__YOUR GOAL__. Find and copy each line of the records where the string "xlabel" shows up.

(Excerpts from a figure dataset)
****************
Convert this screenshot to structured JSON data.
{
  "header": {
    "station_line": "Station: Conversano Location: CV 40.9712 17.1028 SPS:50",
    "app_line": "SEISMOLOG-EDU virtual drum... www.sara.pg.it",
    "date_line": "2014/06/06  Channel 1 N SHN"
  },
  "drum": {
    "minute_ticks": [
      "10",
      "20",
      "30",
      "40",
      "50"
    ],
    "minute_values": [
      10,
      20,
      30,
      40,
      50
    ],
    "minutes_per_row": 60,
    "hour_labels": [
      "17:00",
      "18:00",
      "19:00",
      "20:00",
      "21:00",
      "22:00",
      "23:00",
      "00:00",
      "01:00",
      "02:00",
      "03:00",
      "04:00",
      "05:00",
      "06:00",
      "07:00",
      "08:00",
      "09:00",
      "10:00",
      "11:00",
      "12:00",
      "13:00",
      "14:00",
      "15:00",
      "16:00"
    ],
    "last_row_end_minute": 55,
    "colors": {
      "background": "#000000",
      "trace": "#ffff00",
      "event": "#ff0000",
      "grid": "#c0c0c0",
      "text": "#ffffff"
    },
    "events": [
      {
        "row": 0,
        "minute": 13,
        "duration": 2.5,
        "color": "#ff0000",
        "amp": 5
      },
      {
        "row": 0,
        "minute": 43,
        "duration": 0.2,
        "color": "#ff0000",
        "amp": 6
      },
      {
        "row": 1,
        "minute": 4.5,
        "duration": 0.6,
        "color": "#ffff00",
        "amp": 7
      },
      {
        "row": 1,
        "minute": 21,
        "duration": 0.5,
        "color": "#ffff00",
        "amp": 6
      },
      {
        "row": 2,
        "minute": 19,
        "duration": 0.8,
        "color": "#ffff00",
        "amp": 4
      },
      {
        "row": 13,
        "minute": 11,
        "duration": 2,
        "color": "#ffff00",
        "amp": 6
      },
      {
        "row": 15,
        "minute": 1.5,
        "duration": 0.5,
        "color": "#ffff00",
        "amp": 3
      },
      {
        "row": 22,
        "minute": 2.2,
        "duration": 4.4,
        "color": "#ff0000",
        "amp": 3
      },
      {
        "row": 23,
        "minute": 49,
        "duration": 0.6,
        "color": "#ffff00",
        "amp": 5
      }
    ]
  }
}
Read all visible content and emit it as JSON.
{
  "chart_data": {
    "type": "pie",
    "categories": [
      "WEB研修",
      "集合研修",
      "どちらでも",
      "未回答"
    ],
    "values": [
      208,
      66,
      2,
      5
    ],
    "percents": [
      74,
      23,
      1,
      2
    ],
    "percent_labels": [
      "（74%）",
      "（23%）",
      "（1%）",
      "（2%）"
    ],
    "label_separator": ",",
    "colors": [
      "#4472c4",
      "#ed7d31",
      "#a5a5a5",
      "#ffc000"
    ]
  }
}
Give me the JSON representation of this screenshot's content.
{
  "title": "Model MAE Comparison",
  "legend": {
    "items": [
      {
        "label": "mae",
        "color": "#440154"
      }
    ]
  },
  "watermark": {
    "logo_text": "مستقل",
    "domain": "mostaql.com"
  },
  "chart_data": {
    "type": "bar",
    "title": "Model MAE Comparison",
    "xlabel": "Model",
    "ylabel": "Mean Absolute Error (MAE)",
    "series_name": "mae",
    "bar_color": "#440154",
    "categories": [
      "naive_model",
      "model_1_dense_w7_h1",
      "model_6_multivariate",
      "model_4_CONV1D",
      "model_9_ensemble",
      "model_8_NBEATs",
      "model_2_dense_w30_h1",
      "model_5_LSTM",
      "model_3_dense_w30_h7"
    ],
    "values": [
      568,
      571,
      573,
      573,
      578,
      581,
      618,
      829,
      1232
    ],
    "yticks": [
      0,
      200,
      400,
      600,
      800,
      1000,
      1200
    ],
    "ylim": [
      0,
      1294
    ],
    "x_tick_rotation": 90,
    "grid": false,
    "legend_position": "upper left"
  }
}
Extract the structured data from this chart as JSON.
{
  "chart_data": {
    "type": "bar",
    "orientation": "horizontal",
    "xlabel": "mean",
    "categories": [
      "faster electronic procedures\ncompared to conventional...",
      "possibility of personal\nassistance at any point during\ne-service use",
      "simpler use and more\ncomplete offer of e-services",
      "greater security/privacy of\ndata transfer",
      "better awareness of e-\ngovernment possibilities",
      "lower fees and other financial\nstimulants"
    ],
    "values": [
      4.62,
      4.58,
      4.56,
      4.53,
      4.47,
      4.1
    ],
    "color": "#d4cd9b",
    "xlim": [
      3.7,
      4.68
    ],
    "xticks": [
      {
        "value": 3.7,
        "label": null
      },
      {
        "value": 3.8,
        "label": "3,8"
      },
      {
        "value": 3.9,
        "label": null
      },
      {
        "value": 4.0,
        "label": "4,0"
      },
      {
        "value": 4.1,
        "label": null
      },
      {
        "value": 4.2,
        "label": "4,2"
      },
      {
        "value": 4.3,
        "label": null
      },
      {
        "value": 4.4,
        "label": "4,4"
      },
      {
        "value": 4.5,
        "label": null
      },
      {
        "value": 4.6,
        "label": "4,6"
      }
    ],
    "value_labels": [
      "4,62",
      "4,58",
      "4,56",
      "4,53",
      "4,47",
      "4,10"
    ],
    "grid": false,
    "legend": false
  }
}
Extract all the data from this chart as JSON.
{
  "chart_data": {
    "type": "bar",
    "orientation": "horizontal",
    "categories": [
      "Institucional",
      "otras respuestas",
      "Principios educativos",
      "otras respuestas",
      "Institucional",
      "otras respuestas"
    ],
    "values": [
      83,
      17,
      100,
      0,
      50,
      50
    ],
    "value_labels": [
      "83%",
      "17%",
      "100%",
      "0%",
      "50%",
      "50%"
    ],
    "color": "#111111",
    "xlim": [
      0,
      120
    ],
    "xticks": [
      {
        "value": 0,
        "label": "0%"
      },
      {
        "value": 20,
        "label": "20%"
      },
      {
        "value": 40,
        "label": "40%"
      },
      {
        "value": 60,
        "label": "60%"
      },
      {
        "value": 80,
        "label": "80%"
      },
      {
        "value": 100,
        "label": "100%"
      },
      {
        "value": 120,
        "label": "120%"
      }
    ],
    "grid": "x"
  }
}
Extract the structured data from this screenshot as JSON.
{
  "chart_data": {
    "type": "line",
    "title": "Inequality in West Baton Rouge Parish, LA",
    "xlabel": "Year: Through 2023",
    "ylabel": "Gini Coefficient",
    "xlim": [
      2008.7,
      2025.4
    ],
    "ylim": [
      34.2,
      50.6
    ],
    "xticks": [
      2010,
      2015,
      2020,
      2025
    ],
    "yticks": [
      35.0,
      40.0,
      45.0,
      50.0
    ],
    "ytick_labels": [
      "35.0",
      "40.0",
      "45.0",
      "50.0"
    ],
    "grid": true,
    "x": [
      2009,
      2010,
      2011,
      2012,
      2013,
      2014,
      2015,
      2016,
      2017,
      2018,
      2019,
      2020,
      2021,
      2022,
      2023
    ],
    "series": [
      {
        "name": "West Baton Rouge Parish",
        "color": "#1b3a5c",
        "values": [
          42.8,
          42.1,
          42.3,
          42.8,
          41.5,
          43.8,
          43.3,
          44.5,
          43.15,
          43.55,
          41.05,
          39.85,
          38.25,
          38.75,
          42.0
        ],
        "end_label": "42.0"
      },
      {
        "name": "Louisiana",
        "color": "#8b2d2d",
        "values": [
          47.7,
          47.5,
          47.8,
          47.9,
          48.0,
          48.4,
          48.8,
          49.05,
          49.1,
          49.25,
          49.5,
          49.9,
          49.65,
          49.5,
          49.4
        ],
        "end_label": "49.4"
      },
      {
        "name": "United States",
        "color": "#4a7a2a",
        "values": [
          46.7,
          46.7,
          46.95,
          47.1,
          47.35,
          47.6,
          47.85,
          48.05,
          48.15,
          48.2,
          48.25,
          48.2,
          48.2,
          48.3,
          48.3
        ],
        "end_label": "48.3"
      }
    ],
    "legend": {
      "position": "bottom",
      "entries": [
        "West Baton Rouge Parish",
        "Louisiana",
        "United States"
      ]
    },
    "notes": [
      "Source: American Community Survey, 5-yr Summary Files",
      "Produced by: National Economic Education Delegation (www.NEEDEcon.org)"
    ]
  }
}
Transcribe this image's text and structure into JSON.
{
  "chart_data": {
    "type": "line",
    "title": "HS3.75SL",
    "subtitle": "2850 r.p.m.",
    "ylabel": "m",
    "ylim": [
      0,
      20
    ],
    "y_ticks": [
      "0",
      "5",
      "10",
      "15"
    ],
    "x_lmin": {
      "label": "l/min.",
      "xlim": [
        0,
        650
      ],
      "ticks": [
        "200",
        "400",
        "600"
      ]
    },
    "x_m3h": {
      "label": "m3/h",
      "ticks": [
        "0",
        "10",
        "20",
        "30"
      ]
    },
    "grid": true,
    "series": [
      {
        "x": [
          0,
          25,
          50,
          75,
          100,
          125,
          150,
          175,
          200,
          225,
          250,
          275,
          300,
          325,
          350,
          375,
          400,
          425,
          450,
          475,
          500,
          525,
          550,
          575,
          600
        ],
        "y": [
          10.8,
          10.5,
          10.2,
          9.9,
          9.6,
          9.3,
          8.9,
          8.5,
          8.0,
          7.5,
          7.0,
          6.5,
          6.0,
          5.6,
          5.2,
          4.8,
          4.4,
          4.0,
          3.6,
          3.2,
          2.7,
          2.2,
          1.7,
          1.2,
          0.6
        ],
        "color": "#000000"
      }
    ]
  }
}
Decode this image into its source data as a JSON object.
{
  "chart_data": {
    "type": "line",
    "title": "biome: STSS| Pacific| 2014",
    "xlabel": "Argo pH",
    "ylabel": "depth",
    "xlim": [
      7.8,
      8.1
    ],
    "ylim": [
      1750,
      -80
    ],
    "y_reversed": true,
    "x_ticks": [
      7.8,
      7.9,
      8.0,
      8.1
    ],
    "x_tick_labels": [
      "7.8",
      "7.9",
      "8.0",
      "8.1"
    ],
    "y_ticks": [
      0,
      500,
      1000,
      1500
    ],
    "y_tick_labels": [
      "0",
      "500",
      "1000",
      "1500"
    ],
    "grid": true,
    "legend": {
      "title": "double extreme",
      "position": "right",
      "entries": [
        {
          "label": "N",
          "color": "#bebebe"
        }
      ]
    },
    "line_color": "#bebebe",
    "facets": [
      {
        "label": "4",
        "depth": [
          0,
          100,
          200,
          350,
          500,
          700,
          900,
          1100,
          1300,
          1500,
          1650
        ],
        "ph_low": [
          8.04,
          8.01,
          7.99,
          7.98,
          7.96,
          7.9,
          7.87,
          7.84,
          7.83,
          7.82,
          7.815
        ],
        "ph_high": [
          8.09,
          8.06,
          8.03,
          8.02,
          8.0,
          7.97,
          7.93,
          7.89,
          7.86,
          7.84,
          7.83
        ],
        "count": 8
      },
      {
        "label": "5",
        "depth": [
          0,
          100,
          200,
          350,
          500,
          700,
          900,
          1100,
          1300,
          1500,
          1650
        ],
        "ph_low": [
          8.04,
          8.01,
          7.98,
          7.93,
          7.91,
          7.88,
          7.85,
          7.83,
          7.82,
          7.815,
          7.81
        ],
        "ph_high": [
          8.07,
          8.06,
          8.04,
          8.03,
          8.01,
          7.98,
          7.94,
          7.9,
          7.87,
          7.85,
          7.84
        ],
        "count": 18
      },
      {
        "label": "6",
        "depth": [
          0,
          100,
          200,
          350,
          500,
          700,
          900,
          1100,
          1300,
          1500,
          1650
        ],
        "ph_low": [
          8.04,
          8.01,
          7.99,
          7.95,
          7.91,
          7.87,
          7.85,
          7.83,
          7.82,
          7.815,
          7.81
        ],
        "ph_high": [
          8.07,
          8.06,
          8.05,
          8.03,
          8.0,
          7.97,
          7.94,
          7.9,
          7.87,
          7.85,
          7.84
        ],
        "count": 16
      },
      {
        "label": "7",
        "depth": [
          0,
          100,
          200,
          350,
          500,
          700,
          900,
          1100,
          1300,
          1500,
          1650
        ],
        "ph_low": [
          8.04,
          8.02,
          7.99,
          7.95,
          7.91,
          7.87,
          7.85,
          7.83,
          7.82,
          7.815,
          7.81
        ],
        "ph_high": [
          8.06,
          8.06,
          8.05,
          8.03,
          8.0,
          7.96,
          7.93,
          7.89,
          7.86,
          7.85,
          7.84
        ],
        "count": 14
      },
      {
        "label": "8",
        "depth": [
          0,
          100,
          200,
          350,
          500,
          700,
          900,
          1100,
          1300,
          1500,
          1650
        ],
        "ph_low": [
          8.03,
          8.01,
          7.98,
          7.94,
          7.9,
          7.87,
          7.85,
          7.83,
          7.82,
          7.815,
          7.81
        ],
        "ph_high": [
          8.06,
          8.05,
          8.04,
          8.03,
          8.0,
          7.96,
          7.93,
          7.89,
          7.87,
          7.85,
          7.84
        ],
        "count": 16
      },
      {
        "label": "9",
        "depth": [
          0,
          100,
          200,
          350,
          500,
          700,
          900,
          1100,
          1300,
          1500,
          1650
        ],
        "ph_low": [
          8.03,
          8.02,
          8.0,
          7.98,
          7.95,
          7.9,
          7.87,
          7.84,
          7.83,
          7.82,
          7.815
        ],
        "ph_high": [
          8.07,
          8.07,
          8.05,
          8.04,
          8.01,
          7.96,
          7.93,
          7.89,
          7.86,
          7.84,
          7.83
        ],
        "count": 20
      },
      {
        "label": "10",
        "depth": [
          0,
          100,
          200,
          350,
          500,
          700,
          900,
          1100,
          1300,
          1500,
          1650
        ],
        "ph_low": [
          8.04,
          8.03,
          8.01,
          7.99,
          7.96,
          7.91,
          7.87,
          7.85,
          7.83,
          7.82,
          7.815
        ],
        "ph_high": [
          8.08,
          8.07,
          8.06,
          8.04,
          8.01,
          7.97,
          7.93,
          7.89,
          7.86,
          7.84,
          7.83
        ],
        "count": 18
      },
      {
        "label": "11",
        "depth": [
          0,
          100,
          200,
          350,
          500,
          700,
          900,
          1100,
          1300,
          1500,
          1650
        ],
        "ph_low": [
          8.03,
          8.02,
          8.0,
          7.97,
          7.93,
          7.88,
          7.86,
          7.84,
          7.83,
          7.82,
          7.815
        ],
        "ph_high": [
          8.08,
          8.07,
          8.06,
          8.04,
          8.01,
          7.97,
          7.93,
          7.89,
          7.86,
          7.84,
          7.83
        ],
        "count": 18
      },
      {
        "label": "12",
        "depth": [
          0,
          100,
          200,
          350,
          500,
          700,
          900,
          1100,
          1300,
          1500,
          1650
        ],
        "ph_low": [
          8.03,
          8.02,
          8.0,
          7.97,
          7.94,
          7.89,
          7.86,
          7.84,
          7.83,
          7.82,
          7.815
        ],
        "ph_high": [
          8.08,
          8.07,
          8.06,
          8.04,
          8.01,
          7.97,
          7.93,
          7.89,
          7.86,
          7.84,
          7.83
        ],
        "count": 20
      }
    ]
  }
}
****************
__COMPLETE OUTPUT__.
    "xlabel": "Model",
    "xlabel": "mean",
    "xlabel": "Year: Through 2023",
    "xlabel": "Argo pH",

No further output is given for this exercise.